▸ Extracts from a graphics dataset

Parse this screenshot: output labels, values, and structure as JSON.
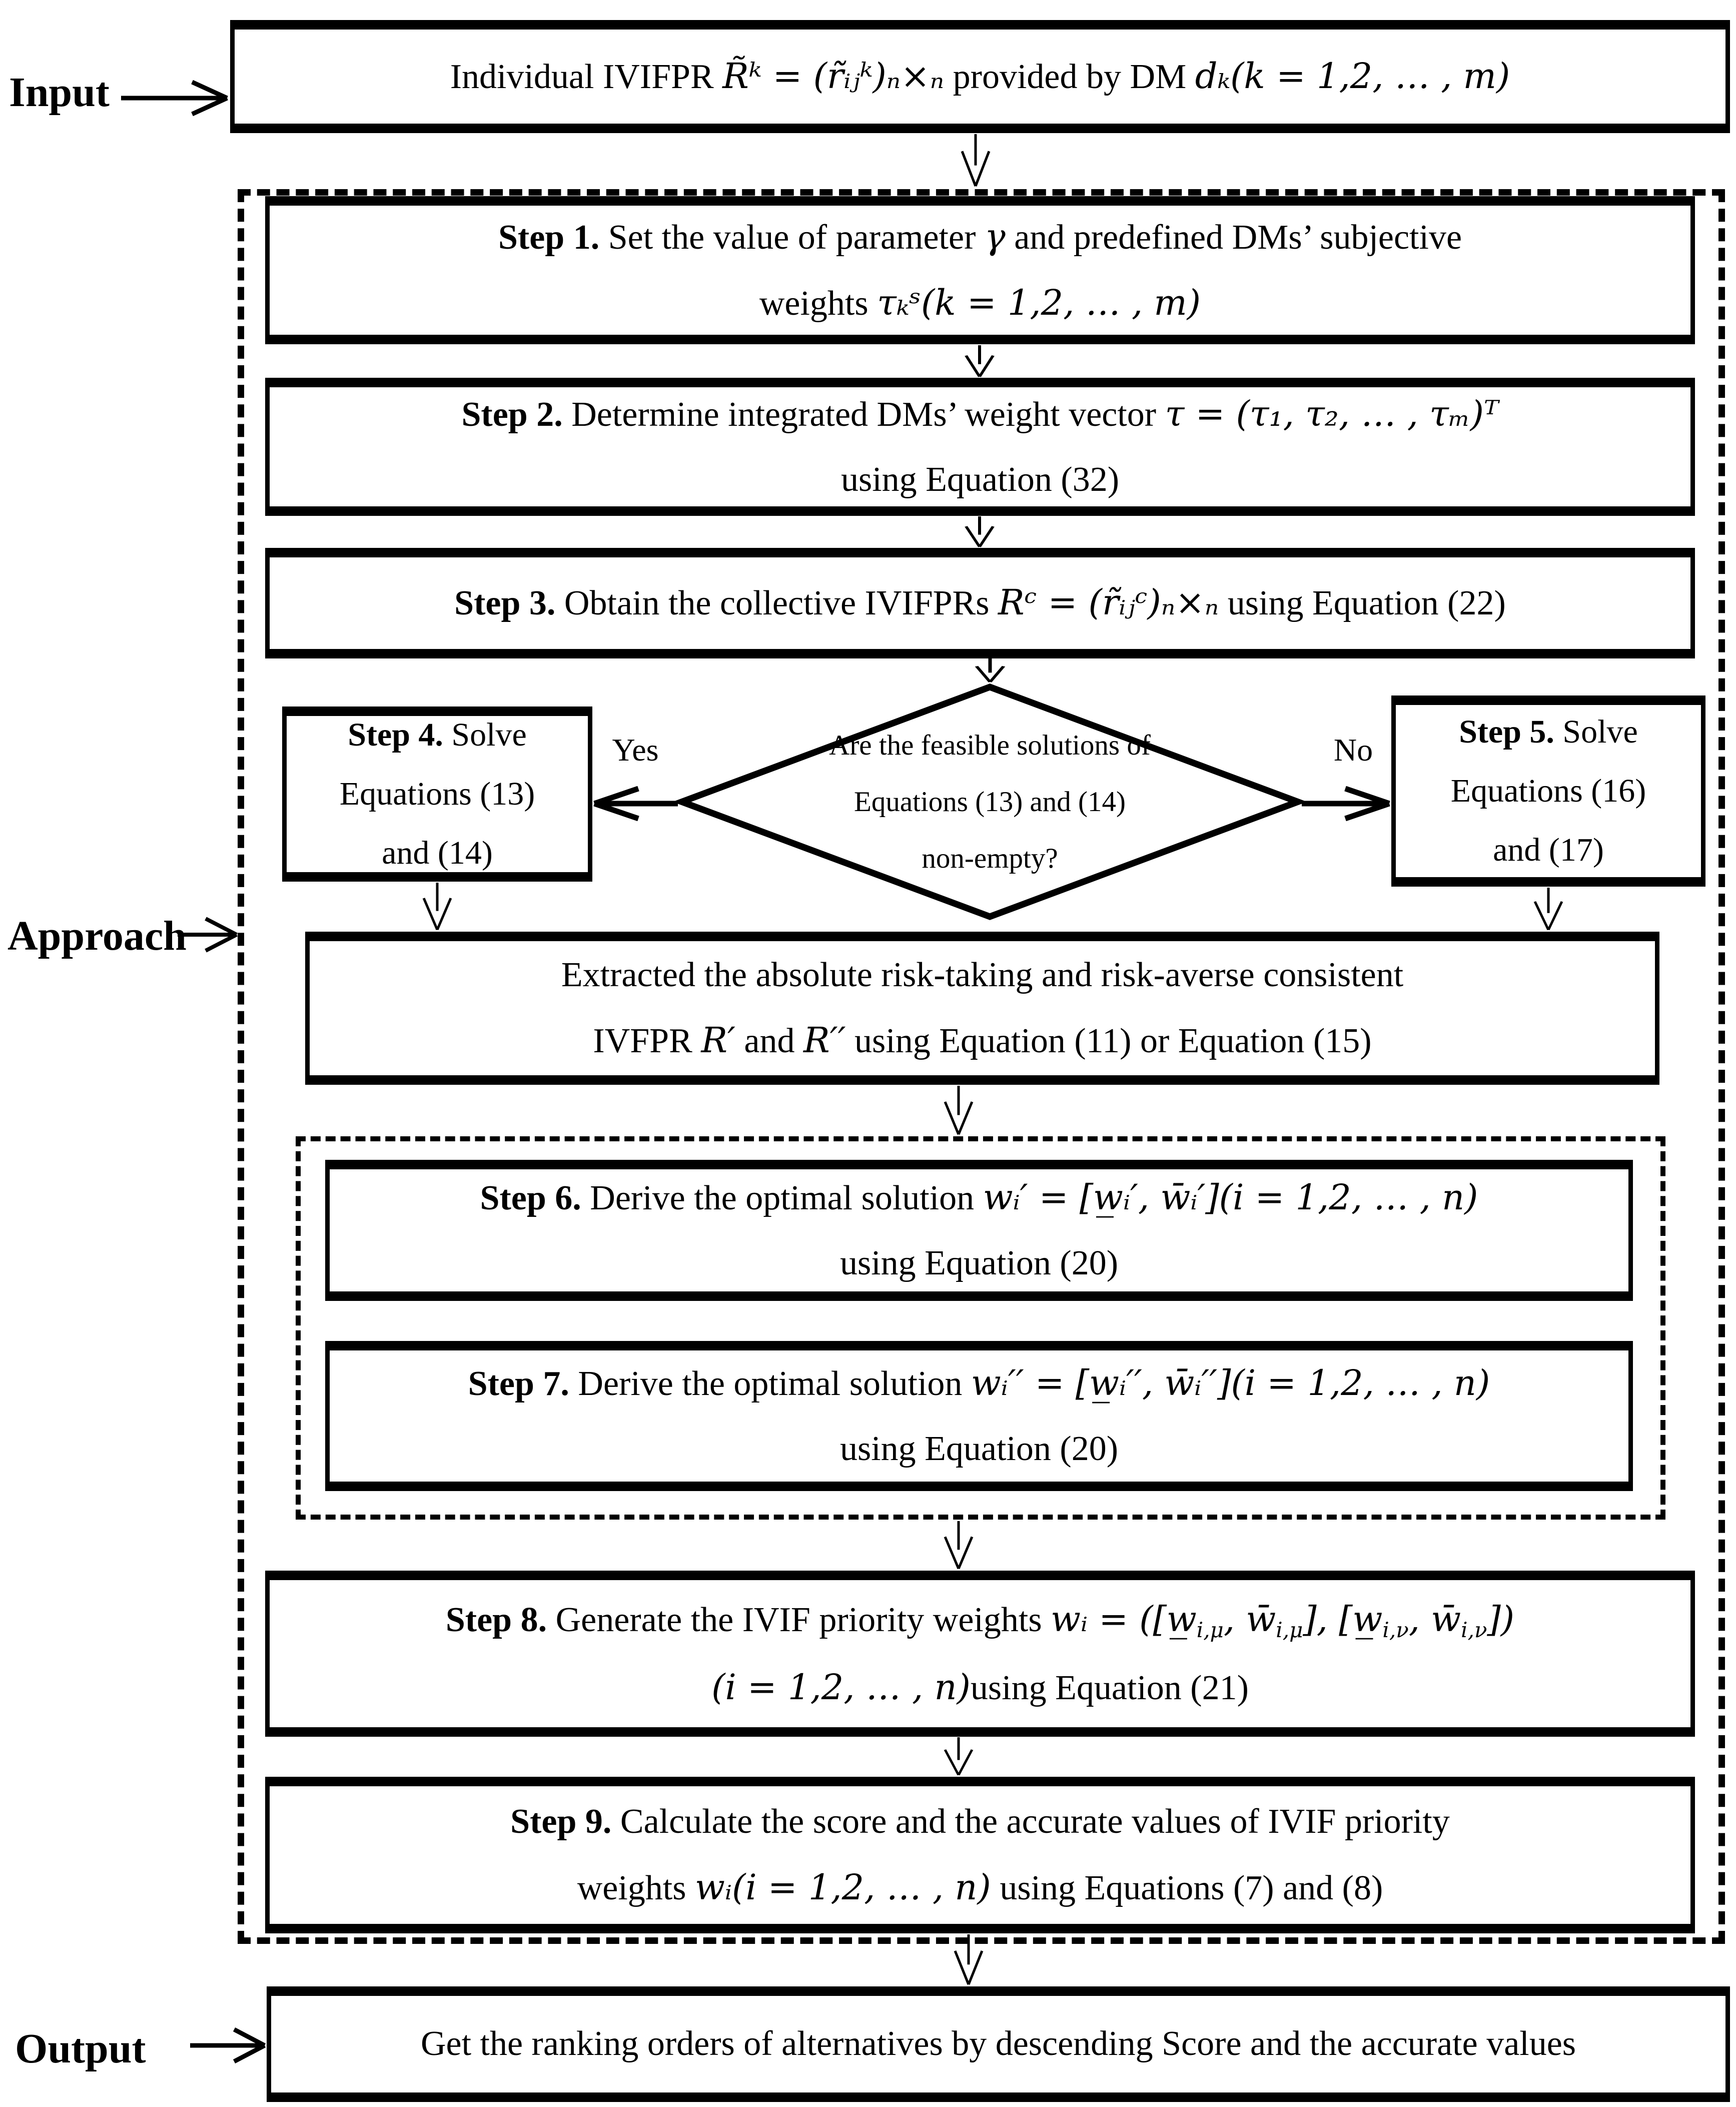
{
  "labels": {
    "input": "Input",
    "approach": "Approach",
    "output": "Output"
  },
  "input_box": {
    "text_prefix": "Individual IVIFPR ",
    "formula1": "R̃ᵏ = (r̃ᵢⱼᵏ)ₙ×ₙ",
    "text_mid": " provided by DM ",
    "formula2": "dₖ(k = 1,2, … , m)"
  },
  "step1": {
    "label": "Step 1.",
    "t1": " Set the value of parameter ",
    "f1": "γ",
    "t2": " and predefined DMs’ subjective",
    "l2_t1": "weights ",
    "l2_f1": "τₖˢ(k = 1,2, … , m)"
  },
  "step2": {
    "label": "Step 2.",
    "t1": " Determine integrated DMs’ weight vector ",
    "f1": "τ = (τ₁, τ₂, … , τₘ)ᵀ",
    "l2": "using Equation (32)"
  },
  "step3": {
    "label": "Step 3.",
    "t1": " Obtain the collective IVIFPRs ",
    "f1": "Rᶜ = (r̃ᵢⱼᶜ)ₙ×ₙ",
    "t2": " using Equation (22)"
  },
  "decision": {
    "l1": "Are the feasible solutions of",
    "l2": "Equations (13) and (14)",
    "l3": "non-empty?",
    "yes": "Yes",
    "no": "No"
  },
  "step4": {
    "label": "Step 4.",
    "t1": " Solve",
    "l2": "Equations (13)",
    "l3": "and (14)"
  },
  "step5": {
    "label": "Step 5.",
    "t1": " Solve",
    "l2": "Equations (16)",
    "l3": "and (17)"
  },
  "extracted": {
    "l1": "Extracted the absolute risk-taking and risk-averse consistent",
    "l2_t1": "IVFPR ",
    "l2_f1": "R′",
    "l2_t2": " and ",
    "l2_f2": "R′′",
    "l2_t3": " using Equation (11) or Equation (15)"
  },
  "step6": {
    "label": "Step 6.",
    "t1": " Derive the optimal solution ",
    "f1": "wᵢ′ = [w̲ᵢ′, w̄ᵢ′](i = 1,2, … , n)",
    "l2": "using Equation (20)"
  },
  "step7": {
    "label": "Step 7.",
    "t1": " Derive the optimal solution ",
    "f1": "wᵢ′′ = [w̲ᵢ′′, w̄ᵢ′′](i = 1,2, … , n)",
    "l2": "using Equation (20)"
  },
  "step8": {
    "label": "Step 8.",
    "t1": " Generate the IVIF priority weights ",
    "f_pre": "wᵢ = ([w̲",
    "sub1": "i,μ",
    "f_mid1": ", w̄",
    "sub2": "i,μ",
    "f_mid2": "], [w̲",
    "sub3": "i,ν",
    "f_mid3": ", w̄",
    "sub4": "i,ν",
    "f_end": "])",
    "l2_f": "(i = 1,2, … , n)",
    "l2_t": "using Equation (21)"
  },
  "step9": {
    "label": "Step 9.",
    "t1": " Calculate the score and the accurate values of IVIF priority",
    "l2_t1": "weights ",
    "l2_f1": "wᵢ(i = 1,2, … , n)",
    "l2_t2": " using Equations (7) and (8)"
  },
  "output_box": {
    "text": "Get the ranking orders of alternatives by descending Score and the accurate values"
  }
}
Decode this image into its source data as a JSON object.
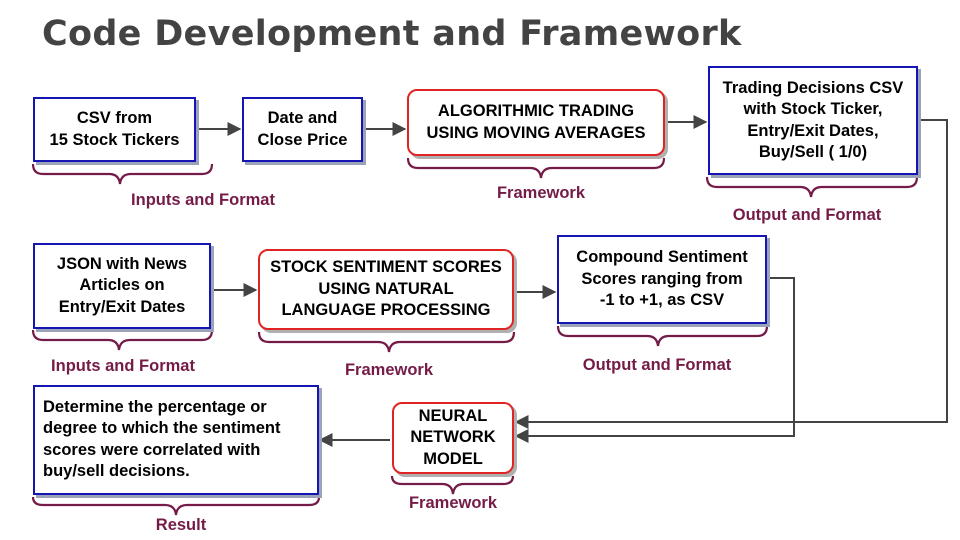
{
  "title": "Code Development and Framework",
  "colors": {
    "blue_box": "#1515b3",
    "red_box": "#e02424",
    "label": "#741b47",
    "brace": "#741b47",
    "arrow": "#444444"
  },
  "boxes": {
    "csv_tickers": "CSV from\n15 Stock Tickers",
    "date_close": "Date and\nClose Price",
    "algo_trading": "ALGORITHMIC TRADING\nUSING MOVING AVERAGES",
    "trading_decisions": "Trading Decisions CSV\nwith Stock Ticker,\nEntry/Exit Dates,\nBuy/Sell ( 1/0)",
    "json_news": "JSON  with News\nArticles on\nEntry/Exit Dates",
    "sentiment_nlp": "STOCK SENTIMENT SCORES\nUSING NATURAL\nLANGUAGE PROCESSING",
    "compound_scores": "Compound Sentiment\nScores ranging from\n-1 to +1, as CSV",
    "neural_network": "NEURAL\nNETWORK\nMODEL",
    "result_text": "Determine the percentage or\ndegree to which the sentiment\nscores were correlated with\nbuy/sell decisions."
  },
  "labels": {
    "inputs_format_1": "Inputs and Format",
    "framework_1": "Framework",
    "output_format_1": "Output and Format",
    "inputs_format_2": "Inputs and Format",
    "framework_2": "Framework",
    "output_format_2": "Output and Format",
    "framework_3": "Framework",
    "result": "Result"
  }
}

▸ PROBLEM DETAILS
Give all the entries again exactly, dropping each picture.

▸ RESULT OF THE EXERCISE
Parse this screenshot: output labels, values, and structure as JSON.
{
  "labels": {
    "input": "Input",
    "approach": "Approach",
    "output": "Output"
  },
  "input_box": {
    "text_prefix": "Individual IVIFPR ",
    "formula1": "R̃ᵏ = (r̃ᵢⱼᵏ)ₙ×ₙ",
    "text_mid": " provided by DM ",
    "formula2": "dₖ(k = 1,2, … , m)"
  },
  "step1": {
    "label": "Step 1.",
    "t1": " Set the value of parameter ",
    "f1": "γ",
    "t2": " and predefined DMs’ subjective",
    "l2_t1": "weights ",
    "l2_f1": "τₖˢ(k = 1,2, … , m)"
  },
  "step2": {
    "label": "Step 2.",
    "t1": " Determine integrated DMs’ weight vector ",
    "f1": "τ = (τ₁, τ₂, … , τₘ)ᵀ",
    "l2": "using Equation (32)"
  },
  "step3": {
    "label": "Step 3.",
    "t1": " Obtain the collective IVIFPRs ",
    "f1": "Rᶜ = (r̃ᵢⱼᶜ)ₙ×ₙ",
    "t2": " using Equation (22)"
  },
  "decision": {
    "l1": "Are the feasible solutions of",
    "l2": "Equations (13) and (14)",
    "l3": "non-empty?",
    "yes": "Yes",
    "no": "No"
  },
  "step4": {
    "label": "Step 4.",
    "t1": " Solve",
    "l2": "Equations (13)",
    "l3": "and (14)"
  },
  "step5": {
    "label": "Step 5.",
    "t1": " Solve",
    "l2": "Equations (16)",
    "l3": "and (17)"
  },
  "extracted": {
    "l1": "Extracted the absolute risk-taking and risk-averse consistent",
    "l2_t1": "IVFPR ",
    "l2_f1": "R′",
    "l2_t2": " and ",
    "l2_f2": "R′′",
    "l2_t3": " using Equation (11) or Equation (15)"
  },
  "step6": {
    "label": "Step 6.",
    "t1": " Derive the optimal solution ",
    "f1": "wᵢ′ = [w̲ᵢ′, w̄ᵢ′](i = 1,2, … , n)",
    "l2": "using Equation (20)"
  },
  "step7": {
    "label": "Step 7.",
    "t1": " Derive the optimal solution ",
    "f1": "wᵢ′′ = [w̲ᵢ′′, w̄ᵢ′′](i = 1,2, … , n)",
    "l2": "using Equation (20)"
  },
  "step8": {
    "label": "Step 8.",
    "t1": " Generate the IVIF priority weights ",
    "f_pre": "wᵢ = ([w̲",
    "sub1": "i,μ",
    "f_mid1": ", w̄",
    "sub2": "i,μ",
    "f_mid2": "], [w̲",
    "sub3": "i,ν",
    "f_mid3": ", w̄",
    "sub4": "i,ν",
    "f_end": "])",
    "l2_f": "(i = 1,2, … , n)",
    "l2_t": "using Equation (21)"
  },
  "step9": {
    "label": "Step 9.",
    "t1": " Calculate the score and the accurate values of IVIF priority",
    "l2_t1": "weights ",
    "l2_f1": "wᵢ(i = 1,2, … , n)",
    "l2_t2": " using Equations (7) and (8)"
  },
  "output_box": {
    "text": "Get the ranking orders of alternatives by descending Score and the accurate values"
  }
}
Decode this image into its source data as a JSON object.
{
  "title": "Code Development and Framework",
  "colors": {
    "blue_box": "#1515b3",
    "red_box": "#e02424",
    "label": "#741b47",
    "brace": "#741b47",
    "arrow": "#444444"
  },
  "boxes": {
    "csv_tickers": "CSV from\n15 Stock Tickers",
    "date_close": "Date and\nClose Price",
    "algo_trading": "ALGORITHMIC TRADING\nUSING MOVING AVERAGES",
    "trading_decisions": "Trading Decisions CSV\nwith Stock Ticker,\nEntry/Exit Dates,\nBuy/Sell ( 1/0)",
    "json_news": "JSON  with News\nArticles on\nEntry/Exit Dates",
    "sentiment_nlp": "STOCK SENTIMENT SCORES\nUSING NATURAL\nLANGUAGE PROCESSING",
    "compound_scores": "Compound Sentiment\nScores ranging from\n-1 to +1, as CSV",
    "neural_network": "NEURAL\nNETWORK\nMODEL",
    "result_text": "Determine the percentage or\ndegree to which the sentiment\nscores were correlated with\nbuy/sell decisions."
  },
  "labels": {
    "inputs_format_1": "Inputs and Format",
    "framework_1": "Framework",
    "output_format_1": "Output and Format",
    "inputs_format_2": "Inputs and Format",
    "framework_2": "Framework",
    "output_format_2": "Output and Format",
    "framework_3": "Framework",
    "result": "Result"
  }
}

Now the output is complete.